[Dataset records]
===============

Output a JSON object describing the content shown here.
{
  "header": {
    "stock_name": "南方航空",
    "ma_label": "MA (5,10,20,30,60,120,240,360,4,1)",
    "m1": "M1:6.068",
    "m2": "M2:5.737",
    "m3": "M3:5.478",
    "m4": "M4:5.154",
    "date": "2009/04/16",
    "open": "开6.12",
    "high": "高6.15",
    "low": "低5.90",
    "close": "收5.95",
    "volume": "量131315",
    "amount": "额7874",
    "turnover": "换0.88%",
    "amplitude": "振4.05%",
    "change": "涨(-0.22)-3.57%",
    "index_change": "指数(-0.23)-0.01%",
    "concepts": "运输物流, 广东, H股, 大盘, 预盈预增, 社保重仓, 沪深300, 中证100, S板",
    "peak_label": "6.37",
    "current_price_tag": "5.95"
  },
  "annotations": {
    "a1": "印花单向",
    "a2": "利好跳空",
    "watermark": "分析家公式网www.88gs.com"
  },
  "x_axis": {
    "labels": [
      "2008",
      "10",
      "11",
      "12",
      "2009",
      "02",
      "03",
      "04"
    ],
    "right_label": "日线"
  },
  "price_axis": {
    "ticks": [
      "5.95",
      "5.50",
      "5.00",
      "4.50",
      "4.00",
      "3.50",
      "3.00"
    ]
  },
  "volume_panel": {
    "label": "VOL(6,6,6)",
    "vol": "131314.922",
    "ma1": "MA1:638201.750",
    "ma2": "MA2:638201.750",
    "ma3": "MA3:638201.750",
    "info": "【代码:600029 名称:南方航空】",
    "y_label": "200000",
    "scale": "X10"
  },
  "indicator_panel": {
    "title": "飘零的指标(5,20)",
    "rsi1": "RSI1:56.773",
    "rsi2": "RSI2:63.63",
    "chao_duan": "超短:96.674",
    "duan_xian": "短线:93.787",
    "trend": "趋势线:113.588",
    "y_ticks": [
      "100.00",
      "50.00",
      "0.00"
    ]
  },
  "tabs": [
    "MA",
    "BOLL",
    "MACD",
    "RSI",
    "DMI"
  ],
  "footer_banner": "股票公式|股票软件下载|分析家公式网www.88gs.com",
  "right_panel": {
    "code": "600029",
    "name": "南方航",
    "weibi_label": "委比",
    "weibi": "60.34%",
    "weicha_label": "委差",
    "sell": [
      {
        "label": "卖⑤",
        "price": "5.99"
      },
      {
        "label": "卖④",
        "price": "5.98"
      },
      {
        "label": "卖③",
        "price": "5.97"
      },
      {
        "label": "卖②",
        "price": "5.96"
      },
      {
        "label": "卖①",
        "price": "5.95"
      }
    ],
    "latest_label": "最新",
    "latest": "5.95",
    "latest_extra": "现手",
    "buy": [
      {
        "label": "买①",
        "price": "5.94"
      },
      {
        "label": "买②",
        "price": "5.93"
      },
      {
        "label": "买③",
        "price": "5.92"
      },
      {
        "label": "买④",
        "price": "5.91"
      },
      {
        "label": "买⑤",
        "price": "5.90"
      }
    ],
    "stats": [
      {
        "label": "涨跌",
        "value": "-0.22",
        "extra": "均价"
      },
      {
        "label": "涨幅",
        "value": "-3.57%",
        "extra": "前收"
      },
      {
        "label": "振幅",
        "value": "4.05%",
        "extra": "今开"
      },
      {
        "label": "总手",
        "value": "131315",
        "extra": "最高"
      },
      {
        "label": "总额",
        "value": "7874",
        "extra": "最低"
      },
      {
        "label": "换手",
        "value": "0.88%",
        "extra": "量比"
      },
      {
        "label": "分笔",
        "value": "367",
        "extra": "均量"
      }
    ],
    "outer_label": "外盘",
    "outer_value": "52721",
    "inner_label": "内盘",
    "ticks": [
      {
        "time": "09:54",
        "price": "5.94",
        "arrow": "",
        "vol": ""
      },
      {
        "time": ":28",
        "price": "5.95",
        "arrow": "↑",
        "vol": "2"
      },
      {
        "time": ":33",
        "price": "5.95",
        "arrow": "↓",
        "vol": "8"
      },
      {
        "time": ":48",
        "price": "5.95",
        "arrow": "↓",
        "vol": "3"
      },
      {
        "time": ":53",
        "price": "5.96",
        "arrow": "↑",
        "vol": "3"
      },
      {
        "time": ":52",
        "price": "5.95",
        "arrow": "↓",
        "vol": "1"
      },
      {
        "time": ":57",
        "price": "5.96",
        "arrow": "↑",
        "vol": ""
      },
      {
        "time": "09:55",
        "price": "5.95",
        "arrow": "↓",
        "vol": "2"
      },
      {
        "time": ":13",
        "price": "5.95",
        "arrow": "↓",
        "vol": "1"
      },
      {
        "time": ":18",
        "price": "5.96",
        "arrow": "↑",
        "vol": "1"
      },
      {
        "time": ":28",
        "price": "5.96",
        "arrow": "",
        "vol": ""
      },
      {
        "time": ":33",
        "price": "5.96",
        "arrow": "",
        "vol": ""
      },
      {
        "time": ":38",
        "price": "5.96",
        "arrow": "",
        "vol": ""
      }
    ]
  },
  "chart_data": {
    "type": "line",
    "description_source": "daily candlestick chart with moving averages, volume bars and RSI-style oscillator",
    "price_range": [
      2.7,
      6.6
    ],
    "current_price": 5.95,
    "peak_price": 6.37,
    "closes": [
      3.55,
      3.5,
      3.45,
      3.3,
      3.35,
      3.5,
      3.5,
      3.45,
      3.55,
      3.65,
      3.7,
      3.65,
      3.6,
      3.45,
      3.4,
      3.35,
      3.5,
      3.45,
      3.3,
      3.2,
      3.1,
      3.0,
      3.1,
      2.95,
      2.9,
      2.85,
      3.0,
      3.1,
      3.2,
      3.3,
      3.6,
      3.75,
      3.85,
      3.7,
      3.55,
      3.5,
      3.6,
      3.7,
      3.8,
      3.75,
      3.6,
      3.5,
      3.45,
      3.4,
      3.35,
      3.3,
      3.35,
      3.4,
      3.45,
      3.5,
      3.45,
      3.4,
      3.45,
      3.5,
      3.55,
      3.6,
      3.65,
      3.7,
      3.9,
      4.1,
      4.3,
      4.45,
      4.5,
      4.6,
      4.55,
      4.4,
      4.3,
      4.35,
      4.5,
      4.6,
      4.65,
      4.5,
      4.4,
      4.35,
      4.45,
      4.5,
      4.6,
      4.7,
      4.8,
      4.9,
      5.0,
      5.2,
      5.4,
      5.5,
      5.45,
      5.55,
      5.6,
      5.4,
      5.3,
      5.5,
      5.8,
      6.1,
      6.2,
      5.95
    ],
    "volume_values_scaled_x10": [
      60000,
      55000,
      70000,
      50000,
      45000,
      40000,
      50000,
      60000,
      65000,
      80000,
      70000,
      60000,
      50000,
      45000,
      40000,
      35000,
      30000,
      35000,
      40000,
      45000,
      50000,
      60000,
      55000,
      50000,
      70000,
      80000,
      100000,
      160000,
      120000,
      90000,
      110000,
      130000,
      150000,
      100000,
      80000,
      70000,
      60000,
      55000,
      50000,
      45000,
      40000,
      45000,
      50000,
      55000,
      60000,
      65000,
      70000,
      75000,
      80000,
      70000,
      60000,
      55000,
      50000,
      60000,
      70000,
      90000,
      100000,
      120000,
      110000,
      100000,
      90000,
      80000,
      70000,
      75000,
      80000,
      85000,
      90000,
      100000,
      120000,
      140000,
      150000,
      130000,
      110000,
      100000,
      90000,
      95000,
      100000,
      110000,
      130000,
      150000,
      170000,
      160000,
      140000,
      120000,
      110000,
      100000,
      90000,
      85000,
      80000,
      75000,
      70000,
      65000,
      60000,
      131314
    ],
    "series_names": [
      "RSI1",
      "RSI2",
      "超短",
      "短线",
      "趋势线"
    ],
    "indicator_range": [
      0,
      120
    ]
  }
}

===============

• _Objective_
Copy every line of the records word for word.

• _Solution to the exercise_
Output a JSON object describing the content shown here.
{
  "header": {
    "stock_name": "南方航空",
    "ma_label": "MA (5,10,20,30,60,120,240,360,4,1)",
    "m1": "M1:6.068",
    "m2": "M2:5.737",
    "m3": "M3:5.478",
    "m4": "M4:5.154",
    "date": "2009/04/16",
    "open": "开6.12",
    "high": "高6.15",
    "low": "低5.90",
    "close": "收5.95",
    "volume": "量131315",
    "amount": "额7874",
    "turnover": "换0.88%",
    "amplitude": "振4.05%",
    "change": "涨(-0.22)-3.57%",
    "index_change": "指数(-0.23)-0.01%",
    "concepts": "运输物流, 广东, H股, 大盘, 预盈预增, 社保重仓, 沪深300, 中证100, S板",
    "peak_label": "6.37",
    "current_price_tag": "5.95"
  },
  "annotations": {
    "a1": "印花单向",
    "a2": "利好跳空",
    "watermark": "分析家公式网www.88gs.com"
  },
  "x_axis": {
    "labels": [
      "2008",
      "10",
      "11",
      "12",
      "2009",
      "02",
      "03",
      "04"
    ],
    "right_label": "日线"
  },
  "price_axis": {
    "ticks": [
      "5.95",
      "5.50",
      "5.00",
      "4.50",
      "4.00",
      "3.50",
      "3.00"
    ]
  },
  "volume_panel": {
    "label": "VOL(6,6,6)",
    "vol": "131314.922",
    "ma1": "MA1:638201.750",
    "ma2": "MA2:638201.750",
    "ma3": "MA3:638201.750",
    "info": "【代码:600029 名称:南方航空】",
    "y_label": "200000",
    "scale": "X10"
  },
  "indicator_panel": {
    "title": "飘零的指标(5,20)",
    "rsi1": "RSI1:56.773",
    "rsi2": "RSI2:63.63",
    "chao_duan": "超短:96.674",
    "duan_xian": "短线:93.787",
    "trend": "趋势线:113.588",
    "y_ticks": [
      "100.00",
      "50.00",
      "0.00"
    ]
  },
  "tabs": [
    "MA",
    "BOLL",
    "MACD",
    "RSI",
    "DMI"
  ],
  "footer_banner": "股票公式|股票软件下载|分析家公式网www.88gs.com",
  "right_panel": {
    "code": "600029",
    "name": "南方航",
    "weibi_label": "委比",
    "weibi": "60.34%",
    "weicha_label": "委差",
    "sell": [
      {
        "label": "卖⑤",
        "price": "5.99"
      },
      {
        "label": "卖④",
        "price": "5.98"
      },
      {
        "label": "卖③",
        "price": "5.97"
      },
      {
        "label": "卖②",
        "price": "5.96"
      },
      {
        "label": "卖①",
        "price": "5.95"
      }
    ],
    "latest_label": "最新",
    "latest": "5.95",
    "latest_extra": "现手",
    "buy": [
      {
        "label": "买①",
        "price": "5.94"
      },
      {
        "label": "买②",
        "price": "5.93"
      },
      {
        "label": "买③",
        "price": "5.92"
      },
      {
        "label": "买④",
        "price": "5.91"
      },
      {
        "label": "买⑤",
        "price": "5.90"
      }
    ],
    "stats": [
      {
        "label": "涨跌",
        "value": "-0.22",
        "extra": "均价"
      },
      {
        "label": "涨幅",
        "value": "-3.57%",
        "extra": "前收"
      },
      {
        "label": "振幅",
        "value": "4.05%",
        "extra": "今开"
      },
      {
        "label": "总手",
        "value": "131315",
        "extra": "最高"
      },
      {
        "label": "总额",
        "value": "7874",
        "extra": "最低"
      },
      {
        "label": "换手",
        "value": "0.88%",
        "extra": "量比"
      },
      {
        "label": "分笔",
        "value": "367",
        "extra": "均量"
      }
    ],
    "outer_label": "外盘",
    "outer_value": "52721",
    "inner_label": "内盘",
    "ticks": [
      {
        "time": "09:54",
        "price": "5.94",
        "arrow": "",
        "vol": ""
      },
      {
        "time": ":28",
        "price": "5.95",
        "arrow": "↑",
        "vol": "2"
      },
      {
        "time": ":33",
        "price": "5.95",
        "arrow": "↓",
        "vol": "8"
      },
      {
        "time": ":48",
        "price": "5.95",
        "arrow": "↓",
        "vol": "3"
      },
      {
        "time": ":53",
        "price": "5.96",
        "arrow": "↑",
        "vol": "3"
      },
      {
        "time": ":52",
        "price": "5.95",
        "arrow": "↓",
        "vol": "1"
      },
      {
        "time": ":57",
        "price": "5.96",
        "arrow": "↑",
        "vol": ""
      },
      {
        "time": "09:55",
        "price": "5.95",
        "arrow": "↓",
        "vol": "2"
      },
      {
        "time": ":13",
        "price": "5.95",
        "arrow": "↓",
        "vol": "1"
      },
      {
        "time": ":18",
        "price": "5.96",
        "arrow": "↑",
        "vol": "1"
      },
      {
        "time": ":28",
        "price": "5.96",
        "arrow": "",
        "vol": ""
      },
      {
        "time": ":33",
        "price": "5.96",
        "arrow": "",
        "vol": ""
      },
      {
        "time": ":38",
        "price": "5.96",
        "arrow": "",
        "vol": ""
      }
    ]
  },
  "chart_data": {
    "type": "line",
    "description_source": "daily candlestick chart with moving averages, volume bars and RSI-style oscillator",
    "price_range": [
      2.7,
      6.6
    ],
    "current_price": 5.95,
    "peak_price": 6.37,
    "closes": [
      3.55,
      3.5,
      3.45,
      3.3,
      3.35,
      3.5,
      3.5,
      3.45,
      3.55,
      3.65,
      3.7,
      3.65,
      3.6,
      3.45,
      3.4,
      3.35,
      3.5,
      3.45,
      3.3,
      3.2,
      3.1,
      3.0,
      3.1,
      2.95,
      2.9,
      2.85,
      3.0,
      3.1,
      3.2,
      3.3,
      3.6,
      3.75,
      3.85,
      3.7,
      3.55,
      3.5,
      3.6,
      3.7,
      3.8,
      3.75,
      3.6,
      3.5,
      3.45,
      3.4,
      3.35,
      3.3,
      3.35,
      3.4,
      3.45,
      3.5,
      3.45,
      3.4,
      3.45,
      3.5,
      3.55,
      3.6,
      3.65,
      3.7,
      3.9,
      4.1,
      4.3,
      4.45,
      4.5,
      4.6,
      4.55,
      4.4,
      4.3,
      4.35,
      4.5,
      4.6,
      4.65,
      4.5,
      4.4,
      4.35,
      4.45,
      4.5,
      4.6,
      4.7,
      4.8,
      4.9,
      5.0,
      5.2,
      5.4,
      5.5,
      5.45,
      5.55,
      5.6,
      5.4,
      5.3,
      5.5,
      5.8,
      6.1,
      6.2,
      5.95
    ],
    "volume_values_scaled_x10": [
      60000,
      55000,
      70000,
      50000,
      45000,
      40000,
      50000,
      60000,
      65000,
      80000,
      70000,
      60000,
      50000,
      45000,
      40000,
      35000,
      30000,
      35000,
      40000,
      45000,
      50000,
      60000,
      55000,
      50000,
      70000,
      80000,
      100000,
      160000,
      120000,
      90000,
      110000,
      130000,
      150000,
      100000,
      80000,
      70000,
      60000,
      55000,
      50000,
      45000,
      40000,
      45000,
      50000,
      55000,
      60000,
      65000,
      70000,
      75000,
      80000,
      70000,
      60000,
      55000,
      50000,
      60000,
      70000,
      90000,
      100000,
      120000,
      110000,
      100000,
      90000,
      80000,
      70000,
      75000,
      80000,
      85000,
      90000,
      100000,
      120000,
      140000,
      150000,
      130000,
      110000,
      100000,
      90000,
      95000,
      100000,
      110000,
      130000,
      150000,
      170000,
      160000,
      140000,
      120000,
      110000,
      100000,
      90000,
      85000,
      80000,
      75000,
      70000,
      65000,
      60000,
      131314
    ],
    "series_names": [
      "RSI1",
      "RSI2",
      "超短",
      "短线",
      "趋势线"
    ],
    "indicator_range": [
      0,
      120
    ]
  }
}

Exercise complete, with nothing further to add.